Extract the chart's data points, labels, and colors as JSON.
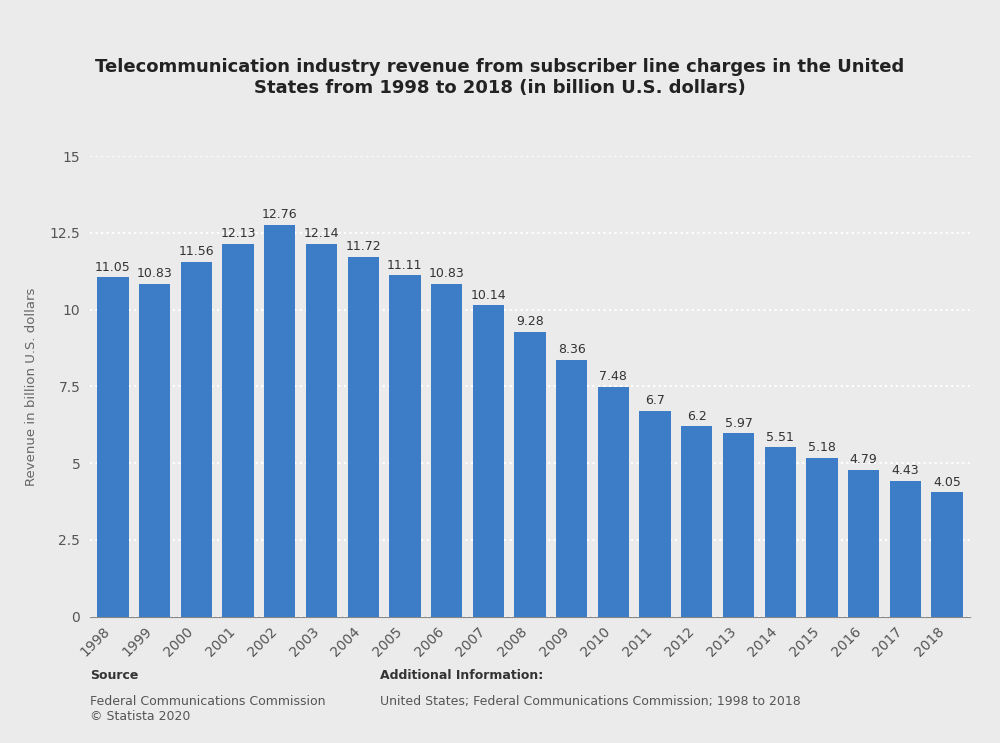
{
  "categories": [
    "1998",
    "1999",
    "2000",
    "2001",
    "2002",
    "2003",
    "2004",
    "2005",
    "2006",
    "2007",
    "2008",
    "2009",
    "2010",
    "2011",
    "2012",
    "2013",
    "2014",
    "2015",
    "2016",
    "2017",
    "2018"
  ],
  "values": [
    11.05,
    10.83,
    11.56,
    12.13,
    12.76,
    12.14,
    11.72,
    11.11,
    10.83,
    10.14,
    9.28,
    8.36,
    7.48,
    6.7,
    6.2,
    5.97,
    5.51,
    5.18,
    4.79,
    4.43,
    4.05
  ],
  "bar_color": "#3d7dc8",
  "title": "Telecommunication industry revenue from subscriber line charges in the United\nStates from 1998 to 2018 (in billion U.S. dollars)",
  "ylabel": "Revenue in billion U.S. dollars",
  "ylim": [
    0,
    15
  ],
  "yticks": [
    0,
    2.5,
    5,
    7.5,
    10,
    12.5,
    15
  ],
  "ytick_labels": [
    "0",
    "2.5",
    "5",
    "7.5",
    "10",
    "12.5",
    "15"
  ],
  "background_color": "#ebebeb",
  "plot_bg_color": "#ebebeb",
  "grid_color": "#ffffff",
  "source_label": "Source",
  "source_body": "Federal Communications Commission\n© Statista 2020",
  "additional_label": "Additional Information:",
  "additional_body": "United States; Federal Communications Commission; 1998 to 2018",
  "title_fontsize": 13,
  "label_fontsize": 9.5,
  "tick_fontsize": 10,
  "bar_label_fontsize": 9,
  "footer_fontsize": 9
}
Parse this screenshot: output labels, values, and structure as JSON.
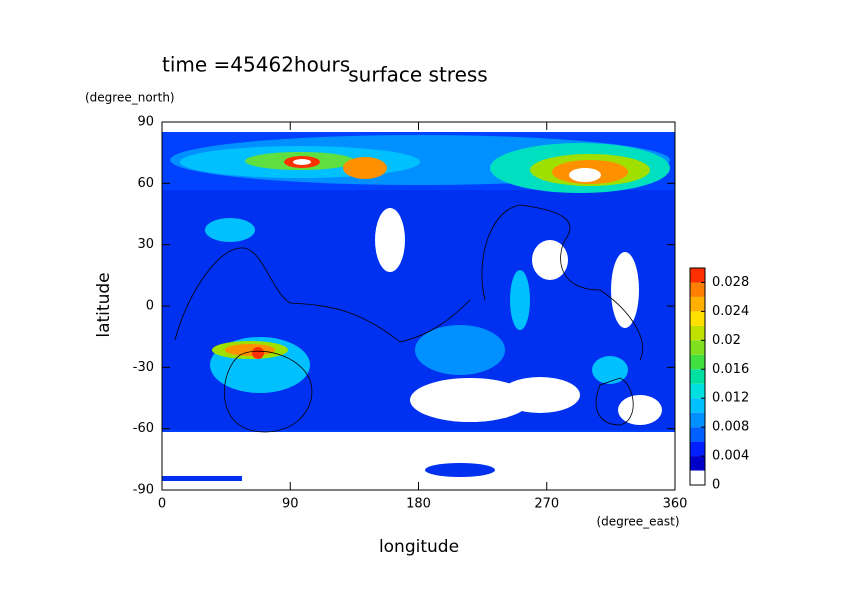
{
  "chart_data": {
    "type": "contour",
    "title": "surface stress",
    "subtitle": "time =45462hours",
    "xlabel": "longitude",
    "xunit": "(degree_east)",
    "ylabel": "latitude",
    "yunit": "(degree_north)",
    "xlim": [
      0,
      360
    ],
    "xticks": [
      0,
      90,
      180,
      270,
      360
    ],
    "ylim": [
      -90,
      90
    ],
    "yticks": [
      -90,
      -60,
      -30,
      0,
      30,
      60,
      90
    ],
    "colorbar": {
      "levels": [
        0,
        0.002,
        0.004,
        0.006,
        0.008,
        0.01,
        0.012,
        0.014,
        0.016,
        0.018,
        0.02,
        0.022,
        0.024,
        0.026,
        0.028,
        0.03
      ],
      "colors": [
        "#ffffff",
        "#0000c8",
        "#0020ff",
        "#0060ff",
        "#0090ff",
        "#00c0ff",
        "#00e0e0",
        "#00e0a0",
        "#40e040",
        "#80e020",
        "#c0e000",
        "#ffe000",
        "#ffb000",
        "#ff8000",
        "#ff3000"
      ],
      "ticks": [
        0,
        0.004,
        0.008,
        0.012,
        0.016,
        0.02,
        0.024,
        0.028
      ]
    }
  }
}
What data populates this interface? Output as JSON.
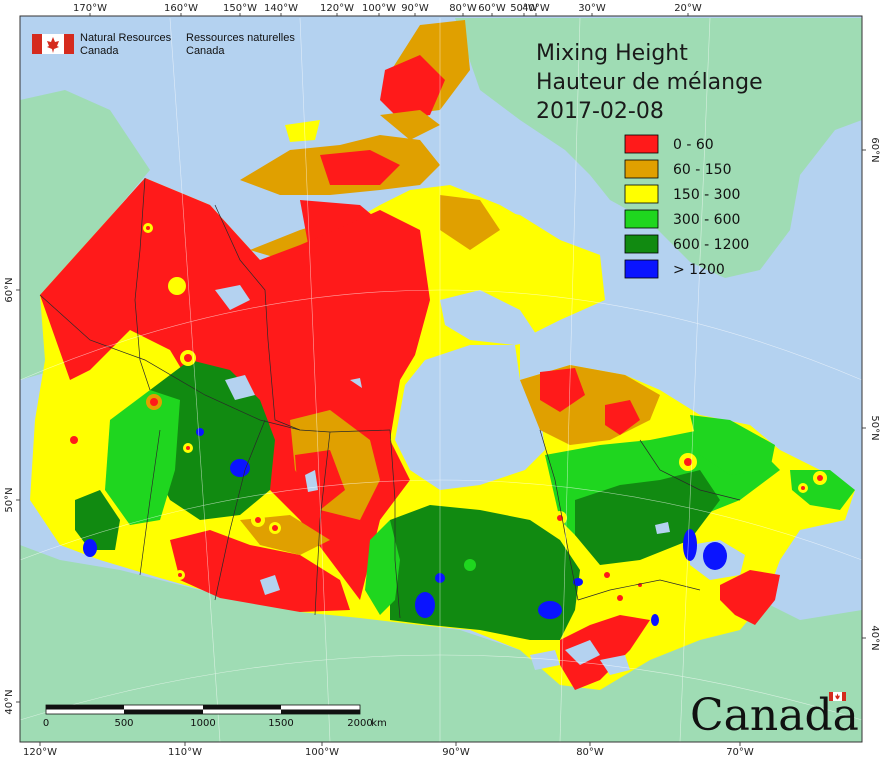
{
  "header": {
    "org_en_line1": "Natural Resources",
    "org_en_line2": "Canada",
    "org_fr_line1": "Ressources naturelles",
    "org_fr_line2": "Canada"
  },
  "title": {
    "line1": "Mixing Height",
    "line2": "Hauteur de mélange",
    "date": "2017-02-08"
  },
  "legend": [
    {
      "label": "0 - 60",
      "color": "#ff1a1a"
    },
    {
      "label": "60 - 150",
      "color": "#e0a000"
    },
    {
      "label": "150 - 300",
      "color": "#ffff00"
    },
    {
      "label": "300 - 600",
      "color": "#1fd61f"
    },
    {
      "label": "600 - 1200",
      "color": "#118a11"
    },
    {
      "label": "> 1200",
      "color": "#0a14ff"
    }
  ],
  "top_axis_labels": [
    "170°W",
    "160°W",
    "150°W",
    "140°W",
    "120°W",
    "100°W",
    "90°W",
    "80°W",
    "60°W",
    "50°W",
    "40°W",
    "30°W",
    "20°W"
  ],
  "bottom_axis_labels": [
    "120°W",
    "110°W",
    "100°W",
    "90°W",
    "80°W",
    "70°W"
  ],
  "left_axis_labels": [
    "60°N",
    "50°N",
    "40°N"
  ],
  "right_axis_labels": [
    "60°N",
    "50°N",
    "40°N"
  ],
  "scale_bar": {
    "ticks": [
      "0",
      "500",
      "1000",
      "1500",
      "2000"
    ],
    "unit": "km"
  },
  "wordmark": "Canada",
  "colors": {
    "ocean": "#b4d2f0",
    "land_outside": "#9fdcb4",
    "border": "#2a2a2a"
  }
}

Set task - Determine the number of lines in these entries that contain the word "values", and write only that number.

Response to the exercise - 2